• _To be done_: What follows is a set of entries. Give them again exactly, without the pictures.

[Records from a collection]
# # # # # # #

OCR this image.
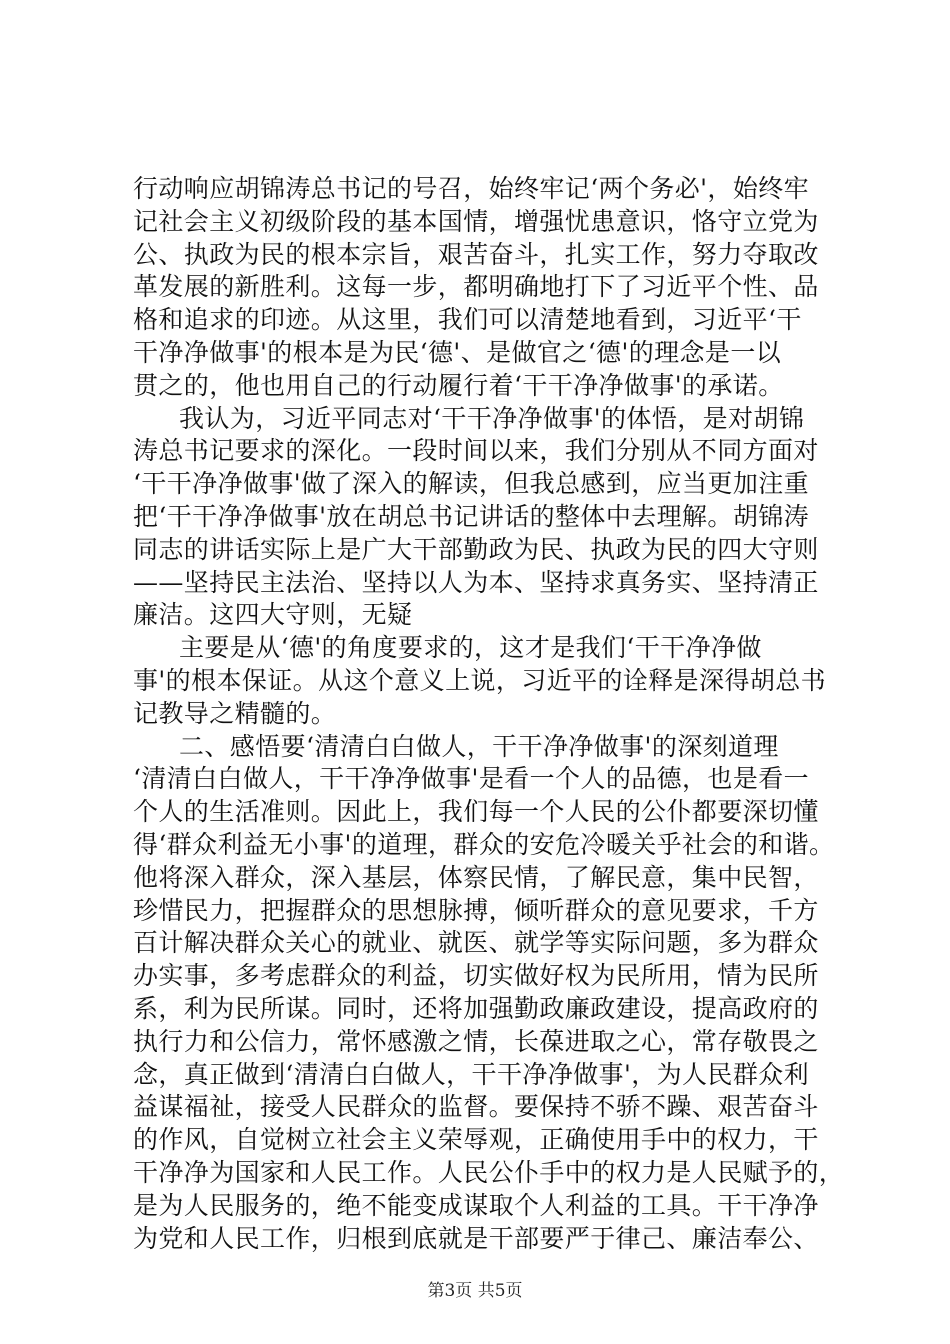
行动响应胡锦涛总书记的号召，始终牢记‘两个务必'，始终牢
记社会主义初级阶段的基本国情，增强忧患意识，恪守立党为
公、执政为民的根本宗旨，艰苦奋斗，扎实工作，努力夺取改
革发展的新胜利。这每一步，都明确地打下了习近平个性、品
格和追求的印迹。从这里，我们可以清楚地看到，习近平‘干
干净净做事'的根本是为民‘德'、是做官之‘德'的理念是一以
贯之的，他也用自己的行动履行着‘干干净净做事'的承诺。
我认为，习近平同志对‘干干净净做事'的体悟，是对胡锦
涛总书记要求的深化。一段时间以来，我们分别从不同方面对
‘干干净净做事'做了深入的解读，但我总感到，应当更加注重
把‘干干净净做事'放在胡总书记讲话的整体中去理解。胡锦涛
同志的讲话实际上是广大干部勤政为民、执政为民的四大守则
——坚持民主法治、坚持以人为本、坚持求真务实、坚持清正
廉洁。这四大守则，无疑
主要是从‘德'的角度要求的，这才是我们‘干干净净做
事'的根本保证。从这个意义上说，习近平的诠释是深得胡总书
记教导之精髓的。
二、感悟要‘清清白白做人，干干净净做事'的深刻道理
‘清清白白做人，干干净净做事'是看一个人的品德，也是看一
个人的生活准则。因此上，我们每一个人民的公仆都要深切懂
得‘群众利益无小事'的道理，群众的安危冷暖关乎社会的和谐。
他将深入群众，深入基层，体察民情，了解民意，集中民智，
珍惜民力，把握群众的思想脉搏，倾听群众的意见要求，千方
百计解决群众关心的就业、就医、就学等实际问题，多为群众
办实事，多考虑群众的利益，切实做好权为民所用，情为民所
系，利为民所谋。同时，还将加强勤政廉政建设，提高政府的
执行力和公信力，常怀感激之情，长葆进取之心，常存敬畏之
念，真正做到‘清清白白做人，干干净净做事'，为人民群众利
益谋福祉，接受人民群众的监督。要保持不骄不躁、艰苦奋斗
的作风，自觉树立社会主义荣辱观，正确使用手中的权力，干
干净净为国家和人民工作。人民公仆手中的权力是人民赋予的，
是为人民服务的，绝不能变成谋取个人利益的工具。干干净净
为党和人民工作，归根到底就是干部要严于律己、廉洁奉公、
第3页 共5页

# # # # # # #

• _Exercise response_:
OCR this image.
行动响应胡锦涛总书记的号召，始终牢记‘两个务必'，始终牢
记社会主义初级阶段的基本国情，增强忧患意识，恪守立党为
公、执政为民的根本宗旨，艰苦奋斗，扎实工作，努力夺取改
革发展的新胜利。这每一步，都明确地打下了习近平个性、品
格和追求的印迹。从这里，我们可以清楚地看到，习近平‘干
干净净做事'的根本是为民‘德'、是做官之‘德'的理念是一以
贯之的，他也用自己的行动履行着‘干干净净做事'的承诺。
我认为，习近平同志对‘干干净净做事'的体悟，是对胡锦
涛总书记要求的深化。一段时间以来，我们分别从不同方面对
‘干干净净做事'做了深入的解读，但我总感到，应当更加注重
把‘干干净净做事'放在胡总书记讲话的整体中去理解。胡锦涛
同志的讲话实际上是广大干部勤政为民、执政为民的四大守则
——坚持民主法治、坚持以人为本、坚持求真务实、坚持清正
廉洁。这四大守则，无疑
主要是从‘德'的角度要求的，这才是我们‘干干净净做
事'的根本保证。从这个意义上说，习近平的诠释是深得胡总书
记教导之精髓的。
二、感悟要‘清清白白做人，干干净净做事'的深刻道理
‘清清白白做人，干干净净做事'是看一个人的品德，也是看一
个人的生活准则。因此上，我们每一个人民的公仆都要深切懂
得‘群众利益无小事'的道理，群众的安危冷暖关乎社会的和谐。
他将深入群众，深入基层，体察民情，了解民意，集中民智，
珍惜民力，把握群众的思想脉搏，倾听群众的意见要求，千方
百计解决群众关心的就业、就医、就学等实际问题，多为群众
办实事，多考虑群众的利益，切实做好权为民所用，情为民所
系，利为民所谋。同时，还将加强勤政廉政建设，提高政府的
执行力和公信力，常怀感激之情，长葆进取之心，常存敬畏之
念，真正做到‘清清白白做人，干干净净做事'，为人民群众利
益谋福祉，接受人民群众的监督。要保持不骄不躁、艰苦奋斗
的作风，自觉树立社会主义荣辱观，正确使用手中的权力，干
干净净为国家和人民工作。人民公仆手中的权力是人民赋予的，
是为人民服务的，绝不能变成谋取个人利益的工具。干干净净
为党和人民工作，归根到底就是干部要严于律己、廉洁奉公、
第3页 共5页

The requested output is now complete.